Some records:
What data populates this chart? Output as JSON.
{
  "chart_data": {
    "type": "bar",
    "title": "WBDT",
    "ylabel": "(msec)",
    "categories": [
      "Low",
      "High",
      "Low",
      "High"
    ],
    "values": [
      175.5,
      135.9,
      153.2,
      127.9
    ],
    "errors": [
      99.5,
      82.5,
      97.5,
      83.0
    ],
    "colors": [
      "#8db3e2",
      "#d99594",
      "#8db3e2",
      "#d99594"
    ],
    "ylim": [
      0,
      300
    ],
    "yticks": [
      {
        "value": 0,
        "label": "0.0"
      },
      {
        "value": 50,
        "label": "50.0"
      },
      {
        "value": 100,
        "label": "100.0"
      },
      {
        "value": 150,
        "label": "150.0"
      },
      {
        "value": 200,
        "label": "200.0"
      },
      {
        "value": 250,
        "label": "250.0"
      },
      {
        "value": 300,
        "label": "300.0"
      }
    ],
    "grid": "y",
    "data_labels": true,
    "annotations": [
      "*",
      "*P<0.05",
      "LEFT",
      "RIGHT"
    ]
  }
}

Your task
Would you reproduce the material above in full, exactly as given?

Solution to the problem
What data populates this chart? Output as JSON.
{
  "chart_data": {
    "type": "bar",
    "title": "WBDT",
    "ylabel": "(msec)",
    "categories": [
      "Low",
      "High",
      "Low",
      "High"
    ],
    "values": [
      175.5,
      135.9,
      153.2,
      127.9
    ],
    "errors": [
      99.5,
      82.5,
      97.5,
      83.0
    ],
    "colors": [
      "#8db3e2",
      "#d99594",
      "#8db3e2",
      "#d99594"
    ],
    "ylim": [
      0,
      300
    ],
    "yticks": [
      {
        "value": 0,
        "label": "0.0"
      },
      {
        "value": 50,
        "label": "50.0"
      },
      {
        "value": 100,
        "label": "100.0"
      },
      {
        "value": 150,
        "label": "150.0"
      },
      {
        "value": 200,
        "label": "200.0"
      },
      {
        "value": 250,
        "label": "250.0"
      },
      {
        "value": 300,
        "label": "300.0"
      }
    ],
    "grid": "y",
    "data_labels": true,
    "annotations": [
      "*",
      "*P<0.05",
      "LEFT",
      "RIGHT"
    ]
  }
}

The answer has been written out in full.